= Requirement =
Transcribe the records in full, keeping every character as it is.

------ Information provided ------

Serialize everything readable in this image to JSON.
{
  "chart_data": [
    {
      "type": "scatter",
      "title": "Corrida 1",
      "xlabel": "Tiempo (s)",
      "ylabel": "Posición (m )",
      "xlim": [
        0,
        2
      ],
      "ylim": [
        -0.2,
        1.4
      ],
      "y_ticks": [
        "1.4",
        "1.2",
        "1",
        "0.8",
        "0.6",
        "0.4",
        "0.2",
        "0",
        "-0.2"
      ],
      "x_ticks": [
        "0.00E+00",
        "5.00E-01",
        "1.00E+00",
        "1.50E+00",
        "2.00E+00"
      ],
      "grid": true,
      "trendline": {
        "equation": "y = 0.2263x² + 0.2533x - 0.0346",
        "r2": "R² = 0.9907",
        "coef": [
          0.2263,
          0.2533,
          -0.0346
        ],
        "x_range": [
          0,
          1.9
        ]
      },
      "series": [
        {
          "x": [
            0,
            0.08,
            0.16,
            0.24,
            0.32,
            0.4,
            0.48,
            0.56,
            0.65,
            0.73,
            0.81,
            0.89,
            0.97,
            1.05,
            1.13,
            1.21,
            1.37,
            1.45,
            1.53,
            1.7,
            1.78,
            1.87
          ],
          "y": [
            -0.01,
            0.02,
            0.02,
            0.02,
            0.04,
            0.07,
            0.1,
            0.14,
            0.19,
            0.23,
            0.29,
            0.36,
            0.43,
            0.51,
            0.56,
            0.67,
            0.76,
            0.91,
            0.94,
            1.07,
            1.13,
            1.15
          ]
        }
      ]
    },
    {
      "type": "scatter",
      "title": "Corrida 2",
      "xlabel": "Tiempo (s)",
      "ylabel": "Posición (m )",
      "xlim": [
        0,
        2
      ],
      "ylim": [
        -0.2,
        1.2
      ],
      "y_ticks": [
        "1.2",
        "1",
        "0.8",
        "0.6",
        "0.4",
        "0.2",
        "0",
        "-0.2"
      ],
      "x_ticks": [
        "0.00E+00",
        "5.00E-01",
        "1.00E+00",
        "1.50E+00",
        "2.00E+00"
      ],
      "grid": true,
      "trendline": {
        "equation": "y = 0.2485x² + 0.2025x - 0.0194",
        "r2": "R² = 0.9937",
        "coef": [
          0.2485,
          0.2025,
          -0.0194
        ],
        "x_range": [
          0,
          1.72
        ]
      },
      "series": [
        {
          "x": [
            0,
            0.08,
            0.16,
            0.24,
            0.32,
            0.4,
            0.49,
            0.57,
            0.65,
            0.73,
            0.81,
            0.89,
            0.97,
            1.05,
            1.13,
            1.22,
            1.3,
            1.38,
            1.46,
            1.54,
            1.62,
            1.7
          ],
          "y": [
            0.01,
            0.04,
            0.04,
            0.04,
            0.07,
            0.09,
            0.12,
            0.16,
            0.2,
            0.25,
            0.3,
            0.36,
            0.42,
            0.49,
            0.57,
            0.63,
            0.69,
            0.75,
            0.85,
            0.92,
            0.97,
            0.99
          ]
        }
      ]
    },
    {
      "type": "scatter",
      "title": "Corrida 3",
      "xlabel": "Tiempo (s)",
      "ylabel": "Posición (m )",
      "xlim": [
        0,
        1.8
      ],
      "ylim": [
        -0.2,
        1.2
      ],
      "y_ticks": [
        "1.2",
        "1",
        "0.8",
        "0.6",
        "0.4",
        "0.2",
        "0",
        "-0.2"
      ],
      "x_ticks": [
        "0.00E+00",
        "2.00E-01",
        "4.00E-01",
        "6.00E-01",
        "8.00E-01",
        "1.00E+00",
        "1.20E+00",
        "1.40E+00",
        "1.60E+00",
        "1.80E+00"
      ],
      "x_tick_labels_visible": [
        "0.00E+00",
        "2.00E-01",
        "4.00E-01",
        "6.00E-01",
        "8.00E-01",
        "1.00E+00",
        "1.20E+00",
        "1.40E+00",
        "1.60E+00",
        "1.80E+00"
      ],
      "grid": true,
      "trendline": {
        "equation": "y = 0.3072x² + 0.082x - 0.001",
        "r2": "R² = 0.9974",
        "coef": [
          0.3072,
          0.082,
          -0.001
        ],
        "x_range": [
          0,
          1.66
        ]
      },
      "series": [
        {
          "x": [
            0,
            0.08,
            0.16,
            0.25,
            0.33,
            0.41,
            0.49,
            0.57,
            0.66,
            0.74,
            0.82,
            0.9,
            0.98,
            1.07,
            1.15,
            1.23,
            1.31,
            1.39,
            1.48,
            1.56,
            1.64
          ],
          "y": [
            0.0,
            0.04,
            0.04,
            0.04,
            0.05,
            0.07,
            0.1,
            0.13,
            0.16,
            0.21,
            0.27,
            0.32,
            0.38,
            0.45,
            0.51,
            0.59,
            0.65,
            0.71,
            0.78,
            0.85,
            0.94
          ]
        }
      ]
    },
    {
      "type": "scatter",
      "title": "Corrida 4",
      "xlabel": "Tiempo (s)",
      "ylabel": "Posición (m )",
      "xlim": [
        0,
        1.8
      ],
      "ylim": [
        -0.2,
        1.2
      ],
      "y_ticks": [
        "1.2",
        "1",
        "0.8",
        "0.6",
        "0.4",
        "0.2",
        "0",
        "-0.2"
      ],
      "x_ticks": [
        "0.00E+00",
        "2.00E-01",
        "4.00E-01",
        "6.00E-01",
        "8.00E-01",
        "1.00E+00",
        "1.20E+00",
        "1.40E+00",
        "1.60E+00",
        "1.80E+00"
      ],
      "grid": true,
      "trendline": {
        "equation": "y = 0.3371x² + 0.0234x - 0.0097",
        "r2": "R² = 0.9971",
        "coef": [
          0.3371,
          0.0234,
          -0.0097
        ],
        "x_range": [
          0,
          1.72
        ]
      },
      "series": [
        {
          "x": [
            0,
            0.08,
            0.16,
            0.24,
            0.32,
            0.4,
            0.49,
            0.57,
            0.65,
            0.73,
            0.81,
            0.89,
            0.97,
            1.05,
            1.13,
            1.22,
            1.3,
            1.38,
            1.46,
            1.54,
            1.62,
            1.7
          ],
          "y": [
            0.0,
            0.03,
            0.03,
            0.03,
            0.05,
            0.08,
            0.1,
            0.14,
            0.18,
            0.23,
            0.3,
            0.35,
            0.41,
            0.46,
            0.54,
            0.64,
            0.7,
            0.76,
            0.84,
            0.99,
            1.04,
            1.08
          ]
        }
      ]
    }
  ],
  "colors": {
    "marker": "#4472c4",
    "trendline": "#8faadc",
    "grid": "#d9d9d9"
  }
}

------

= Exercise result =
Serialize everything readable in this image to JSON.
{
  "chart_data": [
    {
      "type": "scatter",
      "title": "Corrida 1",
      "xlabel": "Tiempo (s)",
      "ylabel": "Posición (m )",
      "xlim": [
        0,
        2
      ],
      "ylim": [
        -0.2,
        1.4
      ],
      "y_ticks": [
        "1.4",
        "1.2",
        "1",
        "0.8",
        "0.6",
        "0.4",
        "0.2",
        "0",
        "-0.2"
      ],
      "x_ticks": [
        "0.00E+00",
        "5.00E-01",
        "1.00E+00",
        "1.50E+00",
        "2.00E+00"
      ],
      "grid": true,
      "trendline": {
        "equation": "y = 0.2263x² + 0.2533x - 0.0346",
        "r2": "R² = 0.9907",
        "coef": [
          0.2263,
          0.2533,
          -0.0346
        ],
        "x_range": [
          0,
          1.9
        ]
      },
      "series": [
        {
          "x": [
            0,
            0.08,
            0.16,
            0.24,
            0.32,
            0.4,
            0.48,
            0.56,
            0.65,
            0.73,
            0.81,
            0.89,
            0.97,
            1.05,
            1.13,
            1.21,
            1.37,
            1.45,
            1.53,
            1.7,
            1.78,
            1.87
          ],
          "y": [
            -0.01,
            0.02,
            0.02,
            0.02,
            0.04,
            0.07,
            0.1,
            0.14,
            0.19,
            0.23,
            0.29,
            0.36,
            0.43,
            0.51,
            0.56,
            0.67,
            0.76,
            0.91,
            0.94,
            1.07,
            1.13,
            1.15
          ]
        }
      ]
    },
    {
      "type": "scatter",
      "title": "Corrida 2",
      "xlabel": "Tiempo (s)",
      "ylabel": "Posición (m )",
      "xlim": [
        0,
        2
      ],
      "ylim": [
        -0.2,
        1.2
      ],
      "y_ticks": [
        "1.2",
        "1",
        "0.8",
        "0.6",
        "0.4",
        "0.2",
        "0",
        "-0.2"
      ],
      "x_ticks": [
        "0.00E+00",
        "5.00E-01",
        "1.00E+00",
        "1.50E+00",
        "2.00E+00"
      ],
      "grid": true,
      "trendline": {
        "equation": "y = 0.2485x² + 0.2025x - 0.0194",
        "r2": "R² = 0.9937",
        "coef": [
          0.2485,
          0.2025,
          -0.0194
        ],
        "x_range": [
          0,
          1.72
        ]
      },
      "series": [
        {
          "x": [
            0,
            0.08,
            0.16,
            0.24,
            0.32,
            0.4,
            0.49,
            0.57,
            0.65,
            0.73,
            0.81,
            0.89,
            0.97,
            1.05,
            1.13,
            1.22,
            1.3,
            1.38,
            1.46,
            1.54,
            1.62,
            1.7
          ],
          "y": [
            0.01,
            0.04,
            0.04,
            0.04,
            0.07,
            0.09,
            0.12,
            0.16,
            0.2,
            0.25,
            0.3,
            0.36,
            0.42,
            0.49,
            0.57,
            0.63,
            0.69,
            0.75,
            0.85,
            0.92,
            0.97,
            0.99
          ]
        }
      ]
    },
    {
      "type": "scatter",
      "title": "Corrida 3",
      "xlabel": "Tiempo (s)",
      "ylabel": "Posición (m )",
      "xlim": [
        0,
        1.8
      ],
      "ylim": [
        -0.2,
        1.2
      ],
      "y_ticks": [
        "1.2",
        "1",
        "0.8",
        "0.6",
        "0.4",
        "0.2",
        "0",
        "-0.2"
      ],
      "x_ticks": [
        "0.00E+00",
        "2.00E-01",
        "4.00E-01",
        "6.00E-01",
        "8.00E-01",
        "1.00E+00",
        "1.20E+00",
        "1.40E+00",
        "1.60E+00",
        "1.80E+00"
      ],
      "x_tick_labels_visible": [
        "0.00E+00",
        "2.00E-01",
        "4.00E-01",
        "6.00E-01",
        "8.00E-01",
        "1.00E+00",
        "1.20E+00",
        "1.40E+00",
        "1.60E+00",
        "1.80E+00"
      ],
      "grid": true,
      "trendline": {
        "equation": "y = 0.3072x² + 0.082x - 0.001",
        "r2": "R² = 0.9974",
        "coef": [
          0.3072,
          0.082,
          -0.001
        ],
        "x_range": [
          0,
          1.66
        ]
      },
      "series": [
        {
          "x": [
            0,
            0.08,
            0.16,
            0.25,
            0.33,
            0.41,
            0.49,
            0.57,
            0.66,
            0.74,
            0.82,
            0.9,
            0.98,
            1.07,
            1.15,
            1.23,
            1.31,
            1.39,
            1.48,
            1.56,
            1.64
          ],
          "y": [
            0.0,
            0.04,
            0.04,
            0.04,
            0.05,
            0.07,
            0.1,
            0.13,
            0.16,
            0.21,
            0.27,
            0.32,
            0.38,
            0.45,
            0.51,
            0.59,
            0.65,
            0.71,
            0.78,
            0.85,
            0.94
          ]
        }
      ]
    },
    {
      "type": "scatter",
      "title": "Corrida 4",
      "xlabel": "Tiempo (s)",
      "ylabel": "Posición (m )",
      "xlim": [
        0,
        1.8
      ],
      "ylim": [
        -0.2,
        1.2
      ],
      "y_ticks": [
        "1.2",
        "1",
        "0.8",
        "0.6",
        "0.4",
        "0.2",
        "0",
        "-0.2"
      ],
      "x_ticks": [
        "0.00E+00",
        "2.00E-01",
        "4.00E-01",
        "6.00E-01",
        "8.00E-01",
        "1.00E+00",
        "1.20E+00",
        "1.40E+00",
        "1.60E+00",
        "1.80E+00"
      ],
      "grid": true,
      "trendline": {
        "equation": "y = 0.3371x² + 0.0234x - 0.0097",
        "r2": "R² = 0.9971",
        "coef": [
          0.3371,
          0.0234,
          -0.0097
        ],
        "x_range": [
          0,
          1.72
        ]
      },
      "series": [
        {
          "x": [
            0,
            0.08,
            0.16,
            0.24,
            0.32,
            0.4,
            0.49,
            0.57,
            0.65,
            0.73,
            0.81,
            0.89,
            0.97,
            1.05,
            1.13,
            1.22,
            1.3,
            1.38,
            1.46,
            1.54,
            1.62,
            1.7
          ],
          "y": [
            0.0,
            0.03,
            0.03,
            0.03,
            0.05,
            0.08,
            0.1,
            0.14,
            0.18,
            0.23,
            0.3,
            0.35,
            0.41,
            0.46,
            0.54,
            0.64,
            0.7,
            0.76,
            0.84,
            0.99,
            1.04,
            1.08
          ]
        }
      ]
    }
  ],
  "colors": {
    "marker": "#4472c4",
    "trendline": "#8faadc",
    "grid": "#d9d9d9"
  }
}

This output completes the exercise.